> _WHAT YOU WILL DO_:
Where a line in the listing below contains the word "Held", copy that line.

========================================================================

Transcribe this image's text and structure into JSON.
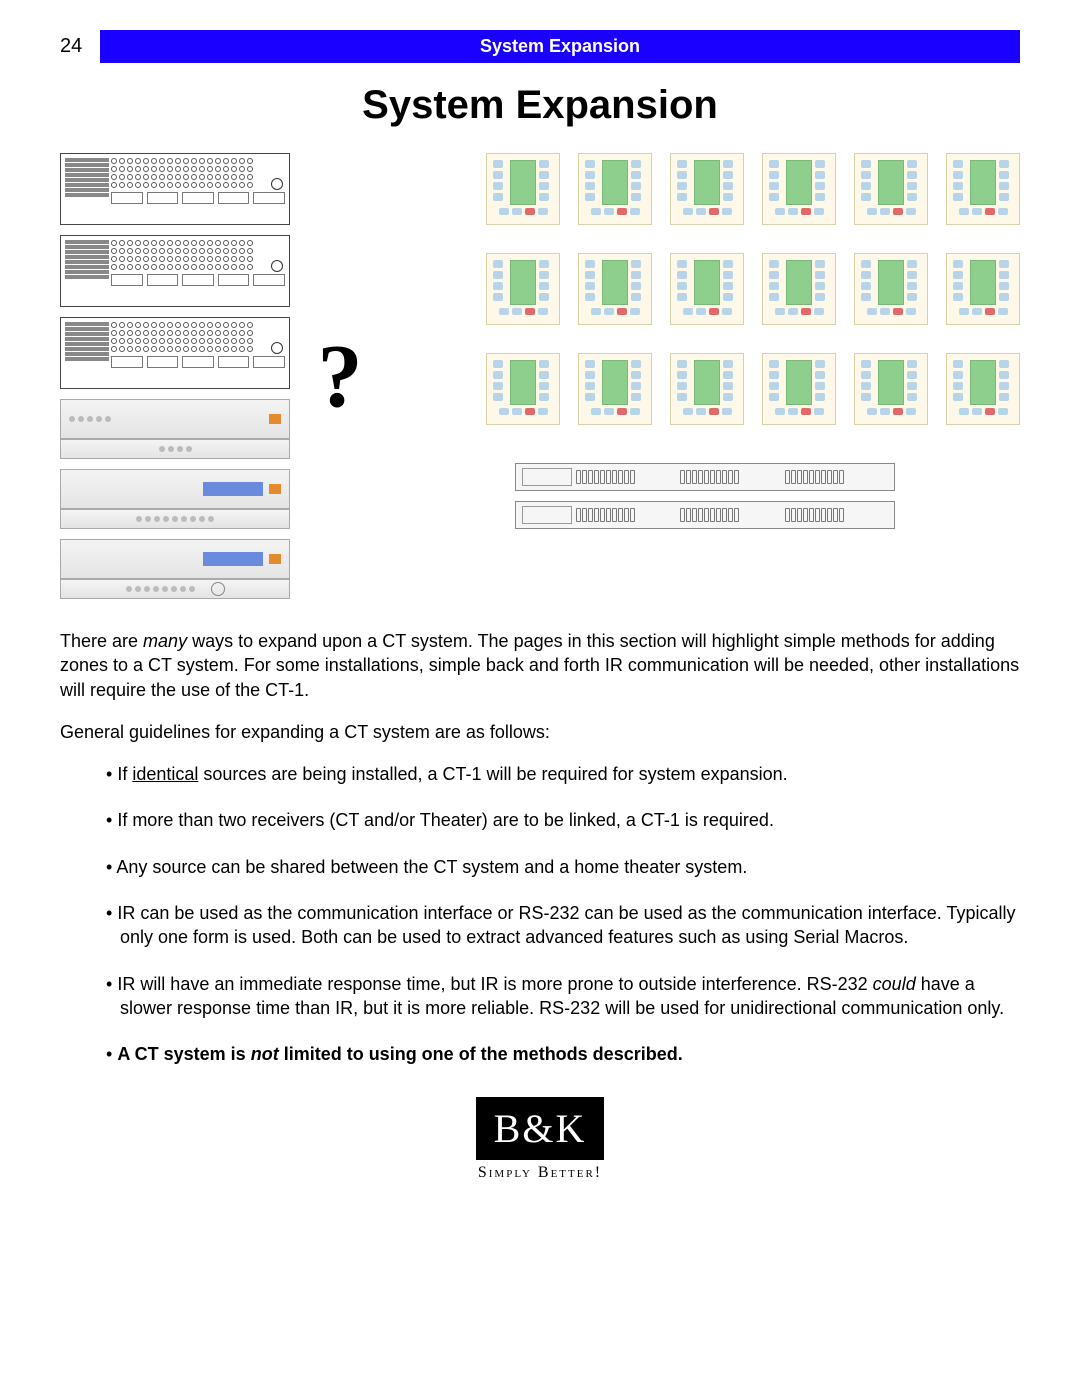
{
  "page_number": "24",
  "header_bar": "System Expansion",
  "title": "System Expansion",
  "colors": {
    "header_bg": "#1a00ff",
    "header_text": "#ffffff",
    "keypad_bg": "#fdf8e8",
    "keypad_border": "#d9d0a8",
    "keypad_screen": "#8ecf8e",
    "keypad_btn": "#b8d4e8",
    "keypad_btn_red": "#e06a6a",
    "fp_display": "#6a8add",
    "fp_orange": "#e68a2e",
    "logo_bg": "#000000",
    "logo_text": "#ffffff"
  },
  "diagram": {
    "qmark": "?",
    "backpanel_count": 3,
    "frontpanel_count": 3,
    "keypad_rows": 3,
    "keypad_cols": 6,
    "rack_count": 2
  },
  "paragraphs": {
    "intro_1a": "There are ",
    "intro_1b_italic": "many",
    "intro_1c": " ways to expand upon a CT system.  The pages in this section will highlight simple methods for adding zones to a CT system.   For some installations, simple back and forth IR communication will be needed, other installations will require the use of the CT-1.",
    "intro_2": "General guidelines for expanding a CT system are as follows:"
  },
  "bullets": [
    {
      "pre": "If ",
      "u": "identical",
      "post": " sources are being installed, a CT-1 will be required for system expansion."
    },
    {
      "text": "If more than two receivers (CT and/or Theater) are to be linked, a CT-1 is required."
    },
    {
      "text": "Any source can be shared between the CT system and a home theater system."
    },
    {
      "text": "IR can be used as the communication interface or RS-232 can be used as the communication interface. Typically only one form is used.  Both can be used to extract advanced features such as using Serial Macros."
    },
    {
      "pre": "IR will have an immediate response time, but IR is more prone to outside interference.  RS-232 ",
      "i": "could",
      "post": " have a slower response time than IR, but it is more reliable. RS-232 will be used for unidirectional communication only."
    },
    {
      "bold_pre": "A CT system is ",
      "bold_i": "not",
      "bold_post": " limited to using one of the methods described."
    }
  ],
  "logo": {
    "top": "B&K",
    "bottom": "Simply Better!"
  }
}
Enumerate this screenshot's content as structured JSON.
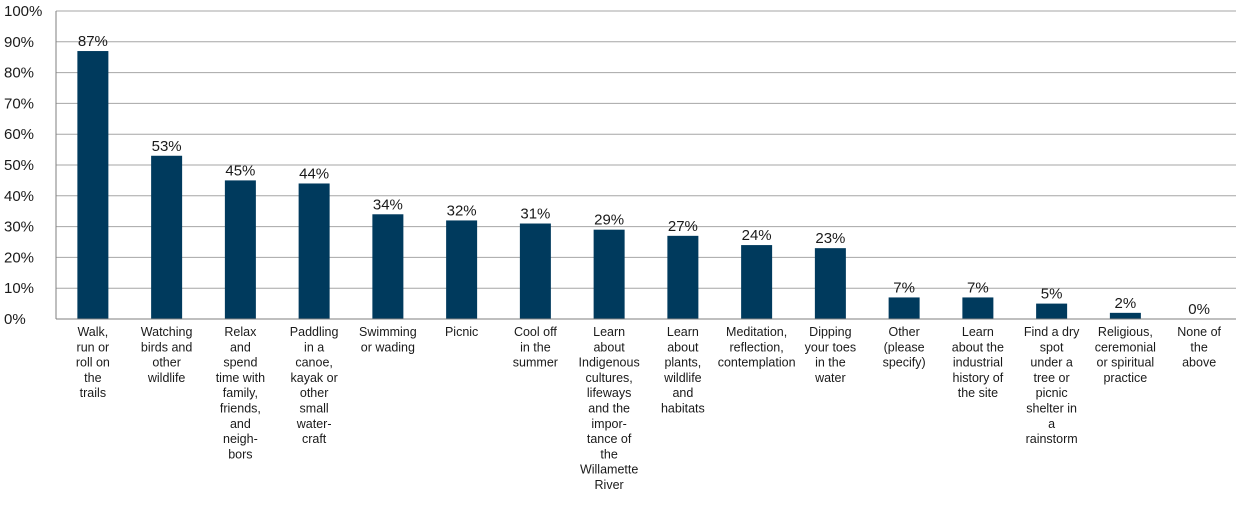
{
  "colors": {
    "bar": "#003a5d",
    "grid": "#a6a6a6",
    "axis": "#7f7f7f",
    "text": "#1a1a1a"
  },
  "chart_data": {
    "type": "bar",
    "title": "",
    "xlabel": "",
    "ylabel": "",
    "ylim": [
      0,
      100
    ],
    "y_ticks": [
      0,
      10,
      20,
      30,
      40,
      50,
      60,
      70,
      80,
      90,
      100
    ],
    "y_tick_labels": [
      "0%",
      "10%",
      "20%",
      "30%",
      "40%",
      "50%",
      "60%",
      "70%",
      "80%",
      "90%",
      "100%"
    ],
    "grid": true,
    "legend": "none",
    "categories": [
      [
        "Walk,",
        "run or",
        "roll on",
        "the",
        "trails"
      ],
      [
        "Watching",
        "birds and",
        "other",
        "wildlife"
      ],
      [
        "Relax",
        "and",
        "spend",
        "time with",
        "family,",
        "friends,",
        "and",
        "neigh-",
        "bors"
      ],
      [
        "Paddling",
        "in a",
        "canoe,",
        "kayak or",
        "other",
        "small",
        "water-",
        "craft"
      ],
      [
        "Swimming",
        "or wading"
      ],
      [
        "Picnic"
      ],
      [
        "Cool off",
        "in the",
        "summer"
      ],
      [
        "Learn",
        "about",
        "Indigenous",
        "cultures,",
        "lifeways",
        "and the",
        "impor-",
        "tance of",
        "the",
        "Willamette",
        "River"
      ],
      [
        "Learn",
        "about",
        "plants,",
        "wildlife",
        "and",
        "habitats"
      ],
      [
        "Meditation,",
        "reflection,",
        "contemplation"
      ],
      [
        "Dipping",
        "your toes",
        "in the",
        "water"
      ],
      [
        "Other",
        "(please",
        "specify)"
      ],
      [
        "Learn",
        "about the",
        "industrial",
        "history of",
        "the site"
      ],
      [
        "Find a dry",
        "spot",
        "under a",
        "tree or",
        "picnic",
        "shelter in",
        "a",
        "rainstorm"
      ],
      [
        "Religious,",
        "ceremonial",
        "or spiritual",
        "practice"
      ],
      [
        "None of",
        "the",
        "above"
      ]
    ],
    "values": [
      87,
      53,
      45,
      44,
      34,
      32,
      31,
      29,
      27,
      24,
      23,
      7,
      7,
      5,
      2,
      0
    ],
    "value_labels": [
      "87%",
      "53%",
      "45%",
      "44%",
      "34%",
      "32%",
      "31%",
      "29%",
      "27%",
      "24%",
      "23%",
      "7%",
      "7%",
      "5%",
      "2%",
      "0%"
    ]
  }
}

========================================================================

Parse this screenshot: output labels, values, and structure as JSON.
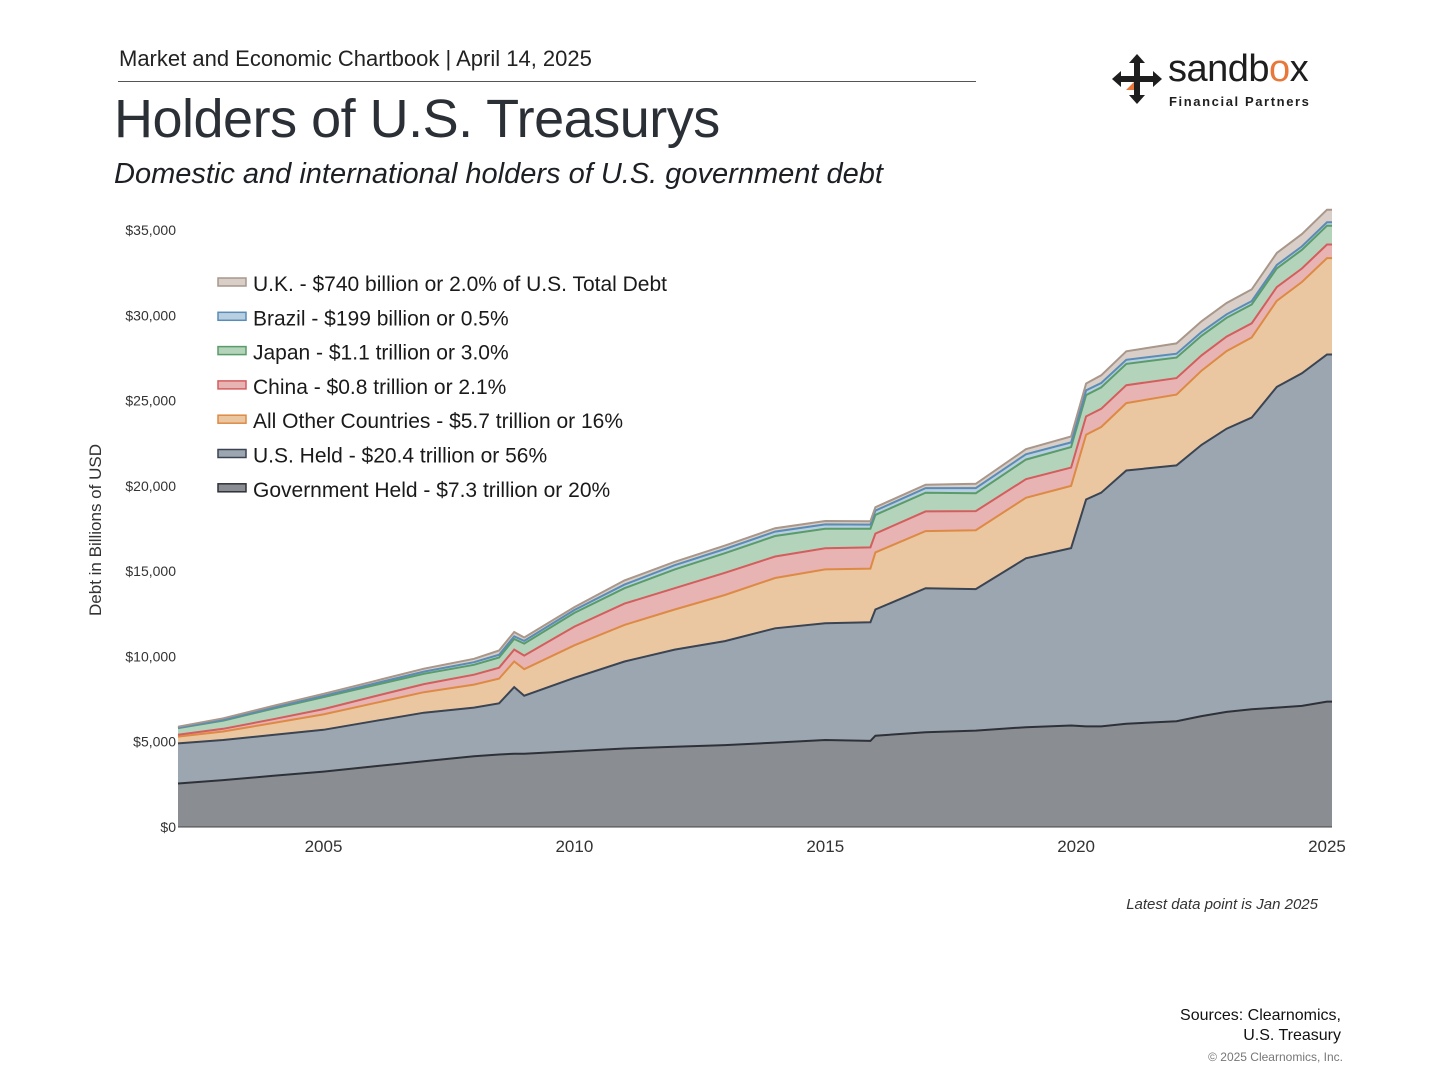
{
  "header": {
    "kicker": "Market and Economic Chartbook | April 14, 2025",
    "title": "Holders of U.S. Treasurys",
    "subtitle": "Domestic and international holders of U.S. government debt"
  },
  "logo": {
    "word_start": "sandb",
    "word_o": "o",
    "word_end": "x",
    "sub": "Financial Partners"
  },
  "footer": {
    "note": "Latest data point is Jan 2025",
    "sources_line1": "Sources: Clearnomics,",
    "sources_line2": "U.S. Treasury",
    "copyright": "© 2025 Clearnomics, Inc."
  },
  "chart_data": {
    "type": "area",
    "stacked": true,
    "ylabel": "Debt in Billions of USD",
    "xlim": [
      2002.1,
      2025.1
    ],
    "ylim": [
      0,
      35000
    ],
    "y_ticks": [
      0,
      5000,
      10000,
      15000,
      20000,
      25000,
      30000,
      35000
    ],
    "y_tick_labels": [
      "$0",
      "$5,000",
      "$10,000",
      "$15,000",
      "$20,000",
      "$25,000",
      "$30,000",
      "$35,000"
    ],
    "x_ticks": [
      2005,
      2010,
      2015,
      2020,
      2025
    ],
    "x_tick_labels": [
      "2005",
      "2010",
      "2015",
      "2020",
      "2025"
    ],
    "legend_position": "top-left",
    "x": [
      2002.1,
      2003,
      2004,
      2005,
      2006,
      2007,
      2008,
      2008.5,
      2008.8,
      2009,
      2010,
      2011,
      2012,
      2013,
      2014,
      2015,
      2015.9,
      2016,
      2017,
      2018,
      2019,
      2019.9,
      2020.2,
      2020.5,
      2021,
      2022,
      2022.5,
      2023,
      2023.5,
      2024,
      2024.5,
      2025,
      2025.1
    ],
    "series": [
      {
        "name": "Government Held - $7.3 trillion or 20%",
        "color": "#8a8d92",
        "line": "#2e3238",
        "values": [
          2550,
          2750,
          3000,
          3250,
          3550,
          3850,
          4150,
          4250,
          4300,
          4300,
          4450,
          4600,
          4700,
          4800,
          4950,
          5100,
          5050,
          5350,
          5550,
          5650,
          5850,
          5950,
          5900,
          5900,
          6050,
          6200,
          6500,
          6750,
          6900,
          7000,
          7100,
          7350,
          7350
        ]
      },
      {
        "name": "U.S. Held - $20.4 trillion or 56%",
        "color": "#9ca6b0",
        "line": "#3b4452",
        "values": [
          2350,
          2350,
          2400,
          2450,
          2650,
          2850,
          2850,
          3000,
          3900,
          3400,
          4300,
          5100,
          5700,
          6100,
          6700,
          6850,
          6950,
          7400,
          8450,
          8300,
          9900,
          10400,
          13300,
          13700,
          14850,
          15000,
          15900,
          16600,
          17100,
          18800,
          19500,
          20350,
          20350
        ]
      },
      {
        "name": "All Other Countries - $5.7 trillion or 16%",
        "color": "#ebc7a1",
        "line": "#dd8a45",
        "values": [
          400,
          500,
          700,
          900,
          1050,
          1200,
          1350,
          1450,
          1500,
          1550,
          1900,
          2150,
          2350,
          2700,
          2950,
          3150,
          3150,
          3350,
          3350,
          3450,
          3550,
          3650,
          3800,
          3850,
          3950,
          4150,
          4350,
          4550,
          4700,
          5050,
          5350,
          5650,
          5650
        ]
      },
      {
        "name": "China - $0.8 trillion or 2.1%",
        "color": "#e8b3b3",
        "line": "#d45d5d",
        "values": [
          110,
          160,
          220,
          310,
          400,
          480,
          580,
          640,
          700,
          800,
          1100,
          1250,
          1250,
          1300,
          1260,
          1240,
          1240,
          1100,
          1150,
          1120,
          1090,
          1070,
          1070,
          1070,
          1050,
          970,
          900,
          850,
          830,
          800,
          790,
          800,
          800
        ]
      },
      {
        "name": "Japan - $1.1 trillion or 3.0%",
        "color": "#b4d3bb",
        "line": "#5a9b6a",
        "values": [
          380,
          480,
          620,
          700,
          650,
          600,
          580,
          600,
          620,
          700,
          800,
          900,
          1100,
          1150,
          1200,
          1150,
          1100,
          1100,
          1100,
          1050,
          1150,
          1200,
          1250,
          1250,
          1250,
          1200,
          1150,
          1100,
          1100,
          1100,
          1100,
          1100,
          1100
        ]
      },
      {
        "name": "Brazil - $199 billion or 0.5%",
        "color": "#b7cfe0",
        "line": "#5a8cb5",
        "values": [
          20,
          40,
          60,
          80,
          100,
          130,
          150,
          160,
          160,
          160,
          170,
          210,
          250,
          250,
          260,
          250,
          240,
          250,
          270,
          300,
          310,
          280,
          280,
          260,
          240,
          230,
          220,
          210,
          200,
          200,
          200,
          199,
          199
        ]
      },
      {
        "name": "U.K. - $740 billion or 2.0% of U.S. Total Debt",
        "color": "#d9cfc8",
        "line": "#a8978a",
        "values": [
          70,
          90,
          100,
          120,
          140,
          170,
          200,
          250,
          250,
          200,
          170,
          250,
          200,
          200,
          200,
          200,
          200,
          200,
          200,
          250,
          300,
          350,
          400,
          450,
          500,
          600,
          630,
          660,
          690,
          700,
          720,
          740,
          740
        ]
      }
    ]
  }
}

========================================================================

> _FULL OUTPUT_:
        "name": "Government Held - $7.3 trillion or 20%",
        "name": "U.S. Held - $20.4 trillion or 56%",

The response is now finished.